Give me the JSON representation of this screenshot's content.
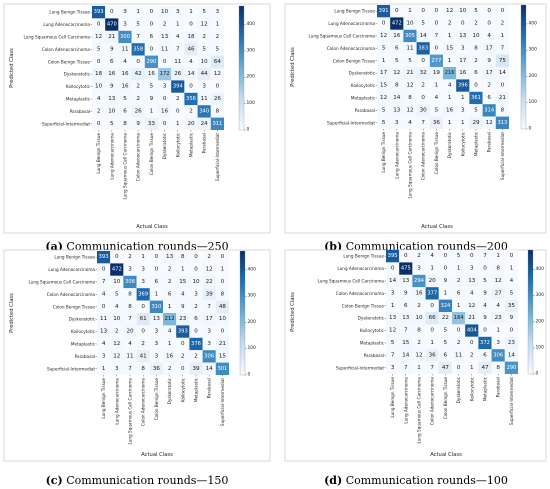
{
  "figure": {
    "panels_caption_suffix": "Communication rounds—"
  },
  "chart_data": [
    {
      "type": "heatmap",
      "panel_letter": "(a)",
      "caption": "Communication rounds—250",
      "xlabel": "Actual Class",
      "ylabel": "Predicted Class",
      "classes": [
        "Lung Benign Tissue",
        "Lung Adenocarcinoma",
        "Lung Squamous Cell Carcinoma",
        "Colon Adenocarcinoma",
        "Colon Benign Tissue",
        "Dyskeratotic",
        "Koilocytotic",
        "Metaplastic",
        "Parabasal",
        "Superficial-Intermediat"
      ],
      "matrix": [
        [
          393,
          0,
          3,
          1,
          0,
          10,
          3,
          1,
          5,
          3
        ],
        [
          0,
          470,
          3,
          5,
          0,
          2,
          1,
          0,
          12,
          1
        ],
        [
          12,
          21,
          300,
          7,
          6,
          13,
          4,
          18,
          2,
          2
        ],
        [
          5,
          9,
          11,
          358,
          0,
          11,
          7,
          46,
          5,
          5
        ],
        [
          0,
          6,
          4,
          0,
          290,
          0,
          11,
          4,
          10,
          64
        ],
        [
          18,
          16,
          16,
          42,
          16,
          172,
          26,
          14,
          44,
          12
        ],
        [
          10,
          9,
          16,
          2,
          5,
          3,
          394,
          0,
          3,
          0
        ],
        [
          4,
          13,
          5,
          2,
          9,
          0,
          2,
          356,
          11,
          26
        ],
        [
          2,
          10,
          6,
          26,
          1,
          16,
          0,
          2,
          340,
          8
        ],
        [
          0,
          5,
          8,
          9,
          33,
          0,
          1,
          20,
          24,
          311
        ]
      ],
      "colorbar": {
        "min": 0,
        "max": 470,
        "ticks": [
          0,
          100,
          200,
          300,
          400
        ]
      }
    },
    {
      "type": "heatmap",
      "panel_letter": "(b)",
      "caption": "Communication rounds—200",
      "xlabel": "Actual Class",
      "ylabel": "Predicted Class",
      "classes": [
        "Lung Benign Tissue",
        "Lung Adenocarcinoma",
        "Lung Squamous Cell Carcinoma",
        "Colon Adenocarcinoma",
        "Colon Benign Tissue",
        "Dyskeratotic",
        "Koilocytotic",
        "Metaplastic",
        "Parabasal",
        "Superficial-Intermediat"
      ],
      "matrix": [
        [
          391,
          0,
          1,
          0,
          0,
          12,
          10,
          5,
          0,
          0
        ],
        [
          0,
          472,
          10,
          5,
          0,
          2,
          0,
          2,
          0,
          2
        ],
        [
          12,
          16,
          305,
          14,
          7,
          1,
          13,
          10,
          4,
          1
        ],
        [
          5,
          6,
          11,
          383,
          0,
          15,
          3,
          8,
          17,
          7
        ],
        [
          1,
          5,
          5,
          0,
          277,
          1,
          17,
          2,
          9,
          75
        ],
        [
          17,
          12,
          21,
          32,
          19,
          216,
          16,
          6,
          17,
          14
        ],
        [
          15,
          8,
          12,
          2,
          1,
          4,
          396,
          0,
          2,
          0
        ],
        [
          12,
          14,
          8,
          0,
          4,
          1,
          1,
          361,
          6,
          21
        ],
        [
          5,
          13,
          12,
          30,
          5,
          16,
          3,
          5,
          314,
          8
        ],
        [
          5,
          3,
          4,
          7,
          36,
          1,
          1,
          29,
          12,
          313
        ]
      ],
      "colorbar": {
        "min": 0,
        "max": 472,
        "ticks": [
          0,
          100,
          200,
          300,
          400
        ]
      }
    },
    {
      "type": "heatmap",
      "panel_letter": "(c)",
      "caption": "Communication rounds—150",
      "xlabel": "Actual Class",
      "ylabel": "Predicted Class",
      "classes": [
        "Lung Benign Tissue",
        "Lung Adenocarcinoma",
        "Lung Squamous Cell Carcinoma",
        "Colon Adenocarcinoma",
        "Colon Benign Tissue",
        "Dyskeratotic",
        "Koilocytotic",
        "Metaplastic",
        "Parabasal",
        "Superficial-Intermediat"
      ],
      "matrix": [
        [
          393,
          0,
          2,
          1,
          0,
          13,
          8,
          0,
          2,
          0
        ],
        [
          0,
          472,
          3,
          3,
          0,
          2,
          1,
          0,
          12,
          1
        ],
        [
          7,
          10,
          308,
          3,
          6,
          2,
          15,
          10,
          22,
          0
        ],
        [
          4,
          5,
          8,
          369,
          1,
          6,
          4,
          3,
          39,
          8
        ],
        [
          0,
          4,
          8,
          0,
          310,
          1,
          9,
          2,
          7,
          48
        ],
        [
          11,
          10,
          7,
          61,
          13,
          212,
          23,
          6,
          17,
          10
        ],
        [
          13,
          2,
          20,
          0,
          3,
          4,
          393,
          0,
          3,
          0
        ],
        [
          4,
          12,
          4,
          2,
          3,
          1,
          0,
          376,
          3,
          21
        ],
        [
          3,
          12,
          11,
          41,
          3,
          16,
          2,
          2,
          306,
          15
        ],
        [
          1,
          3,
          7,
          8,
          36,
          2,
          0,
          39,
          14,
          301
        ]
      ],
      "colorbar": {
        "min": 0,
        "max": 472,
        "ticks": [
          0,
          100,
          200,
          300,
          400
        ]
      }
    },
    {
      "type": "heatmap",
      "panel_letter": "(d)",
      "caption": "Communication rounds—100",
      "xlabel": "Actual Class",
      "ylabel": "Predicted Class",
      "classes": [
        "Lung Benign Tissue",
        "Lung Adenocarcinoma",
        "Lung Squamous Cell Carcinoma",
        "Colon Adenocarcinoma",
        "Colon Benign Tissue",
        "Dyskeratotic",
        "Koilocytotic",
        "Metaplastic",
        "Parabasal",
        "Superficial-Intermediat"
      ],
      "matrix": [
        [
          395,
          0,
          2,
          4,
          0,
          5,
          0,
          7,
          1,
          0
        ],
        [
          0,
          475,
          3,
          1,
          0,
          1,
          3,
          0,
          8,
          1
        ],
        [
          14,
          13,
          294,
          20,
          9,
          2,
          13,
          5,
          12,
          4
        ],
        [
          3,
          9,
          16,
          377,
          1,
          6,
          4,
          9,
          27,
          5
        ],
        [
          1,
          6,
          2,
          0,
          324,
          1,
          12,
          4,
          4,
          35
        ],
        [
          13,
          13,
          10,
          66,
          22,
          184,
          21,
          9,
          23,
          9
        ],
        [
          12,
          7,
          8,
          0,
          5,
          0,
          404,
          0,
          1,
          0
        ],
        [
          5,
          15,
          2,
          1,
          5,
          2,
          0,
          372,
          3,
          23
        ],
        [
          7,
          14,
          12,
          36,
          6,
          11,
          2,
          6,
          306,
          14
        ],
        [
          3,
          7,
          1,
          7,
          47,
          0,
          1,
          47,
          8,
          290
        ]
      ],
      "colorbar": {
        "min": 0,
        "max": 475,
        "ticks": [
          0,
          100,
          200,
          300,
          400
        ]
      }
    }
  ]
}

• _Stated problem_:
Set down the material exactly, every line of it, except for the pictures.

• _The result_:
Give me the JSON representation of this screenshot's content.
{
  "figure": {
    "panels_caption_suffix": "Communication rounds—"
  },
  "chart_data": [
    {
      "type": "heatmap",
      "panel_letter": "(a)",
      "caption": "Communication rounds—250",
      "xlabel": "Actual Class",
      "ylabel": "Predicted Class",
      "classes": [
        "Lung Benign Tissue",
        "Lung Adenocarcinoma",
        "Lung Squamous Cell Carcinoma",
        "Colon Adenocarcinoma",
        "Colon Benign Tissue",
        "Dyskeratotic",
        "Koilocytotic",
        "Metaplastic",
        "Parabasal",
        "Superficial-Intermediat"
      ],
      "matrix": [
        [
          393,
          0,
          3,
          1,
          0,
          10,
          3,
          1,
          5,
          3
        ],
        [
          0,
          470,
          3,
          5,
          0,
          2,
          1,
          0,
          12,
          1
        ],
        [
          12,
          21,
          300,
          7,
          6,
          13,
          4,
          18,
          2,
          2
        ],
        [
          5,
          9,
          11,
          358,
          0,
          11,
          7,
          46,
          5,
          5
        ],
        [
          0,
          6,
          4,
          0,
          290,
          0,
          11,
          4,
          10,
          64
        ],
        [
          18,
          16,
          16,
          42,
          16,
          172,
          26,
          14,
          44,
          12
        ],
        [
          10,
          9,
          16,
          2,
          5,
          3,
          394,
          0,
          3,
          0
        ],
        [
          4,
          13,
          5,
          2,
          9,
          0,
          2,
          356,
          11,
          26
        ],
        [
          2,
          10,
          6,
          26,
          1,
          16,
          0,
          2,
          340,
          8
        ],
        [
          0,
          5,
          8,
          9,
          33,
          0,
          1,
          20,
          24,
          311
        ]
      ],
      "colorbar": {
        "min": 0,
        "max": 470,
        "ticks": [
          0,
          100,
          200,
          300,
          400
        ]
      }
    },
    {
      "type": "heatmap",
      "panel_letter": "(b)",
      "caption": "Communication rounds—200",
      "xlabel": "Actual Class",
      "ylabel": "Predicted Class",
      "classes": [
        "Lung Benign Tissue",
        "Lung Adenocarcinoma",
        "Lung Squamous Cell Carcinoma",
        "Colon Adenocarcinoma",
        "Colon Benign Tissue",
        "Dyskeratotic",
        "Koilocytotic",
        "Metaplastic",
        "Parabasal",
        "Superficial-Intermediat"
      ],
      "matrix": [
        [
          391,
          0,
          1,
          0,
          0,
          12,
          10,
          5,
          0,
          0
        ],
        [
          0,
          472,
          10,
          5,
          0,
          2,
          0,
          2,
          0,
          2
        ],
        [
          12,
          16,
          305,
          14,
          7,
          1,
          13,
          10,
          4,
          1
        ],
        [
          5,
          6,
          11,
          383,
          0,
          15,
          3,
          8,
          17,
          7
        ],
        [
          1,
          5,
          5,
          0,
          277,
          1,
          17,
          2,
          9,
          75
        ],
        [
          17,
          12,
          21,
          32,
          19,
          216,
          16,
          6,
          17,
          14
        ],
        [
          15,
          8,
          12,
          2,
          1,
          4,
          396,
          0,
          2,
          0
        ],
        [
          12,
          14,
          8,
          0,
          4,
          1,
          1,
          361,
          6,
          21
        ],
        [
          5,
          13,
          12,
          30,
          5,
          16,
          3,
          5,
          314,
          8
        ],
        [
          5,
          3,
          4,
          7,
          36,
          1,
          1,
          29,
          12,
          313
        ]
      ],
      "colorbar": {
        "min": 0,
        "max": 472,
        "ticks": [
          0,
          100,
          200,
          300,
          400
        ]
      }
    },
    {
      "type": "heatmap",
      "panel_letter": "(c)",
      "caption": "Communication rounds—150",
      "xlabel": "Actual Class",
      "ylabel": "Predicted Class",
      "classes": [
        "Lung Benign Tissue",
        "Lung Adenocarcinoma",
        "Lung Squamous Cell Carcinoma",
        "Colon Adenocarcinoma",
        "Colon Benign Tissue",
        "Dyskeratotic",
        "Koilocytotic",
        "Metaplastic",
        "Parabasal",
        "Superficial-Intermediat"
      ],
      "matrix": [
        [
          393,
          0,
          2,
          1,
          0,
          13,
          8,
          0,
          2,
          0
        ],
        [
          0,
          472,
          3,
          3,
          0,
          2,
          1,
          0,
          12,
          1
        ],
        [
          7,
          10,
          308,
          3,
          6,
          2,
          15,
          10,
          22,
          0
        ],
        [
          4,
          5,
          8,
          369,
          1,
          6,
          4,
          3,
          39,
          8
        ],
        [
          0,
          4,
          8,
          0,
          310,
          1,
          9,
          2,
          7,
          48
        ],
        [
          11,
          10,
          7,
          61,
          13,
          212,
          23,
          6,
          17,
          10
        ],
        [
          13,
          2,
          20,
          0,
          3,
          4,
          393,
          0,
          3,
          0
        ],
        [
          4,
          12,
          4,
          2,
          3,
          1,
          0,
          376,
          3,
          21
        ],
        [
          3,
          12,
          11,
          41,
          3,
          16,
          2,
          2,
          306,
          15
        ],
        [
          1,
          3,
          7,
          8,
          36,
          2,
          0,
          39,
          14,
          301
        ]
      ],
      "colorbar": {
        "min": 0,
        "max": 472,
        "ticks": [
          0,
          100,
          200,
          300,
          400
        ]
      }
    },
    {
      "type": "heatmap",
      "panel_letter": "(d)",
      "caption": "Communication rounds—100",
      "xlabel": "Actual Class",
      "ylabel": "Predicted Class",
      "classes": [
        "Lung Benign Tissue",
        "Lung Adenocarcinoma",
        "Lung Squamous Cell Carcinoma",
        "Colon Adenocarcinoma",
        "Colon Benign Tissue",
        "Dyskeratotic",
        "Koilocytotic",
        "Metaplastic",
        "Parabasal",
        "Superficial-Intermediat"
      ],
      "matrix": [
        [
          395,
          0,
          2,
          4,
          0,
          5,
          0,
          7,
          1,
          0
        ],
        [
          0,
          475,
          3,
          1,
          0,
          1,
          3,
          0,
          8,
          1
        ],
        [
          14,
          13,
          294,
          20,
          9,
          2,
          13,
          5,
          12,
          4
        ],
        [
          3,
          9,
          16,
          377,
          1,
          6,
          4,
          9,
          27,
          5
        ],
        [
          1,
          6,
          2,
          0,
          324,
          1,
          12,
          4,
          4,
          35
        ],
        [
          13,
          13,
          10,
          66,
          22,
          184,
          21,
          9,
          23,
          9
        ],
        [
          12,
          7,
          8,
          0,
          5,
          0,
          404,
          0,
          1,
          0
        ],
        [
          5,
          15,
          2,
          1,
          5,
          2,
          0,
          372,
          3,
          23
        ],
        [
          7,
          14,
          12,
          36,
          6,
          11,
          2,
          6,
          306,
          14
        ],
        [
          3,
          7,
          1,
          7,
          47,
          0,
          1,
          47,
          8,
          290
        ]
      ],
      "colorbar": {
        "min": 0,
        "max": 475,
        "ticks": [
          0,
          100,
          200,
          300,
          400
        ]
      }
    }
  ]
}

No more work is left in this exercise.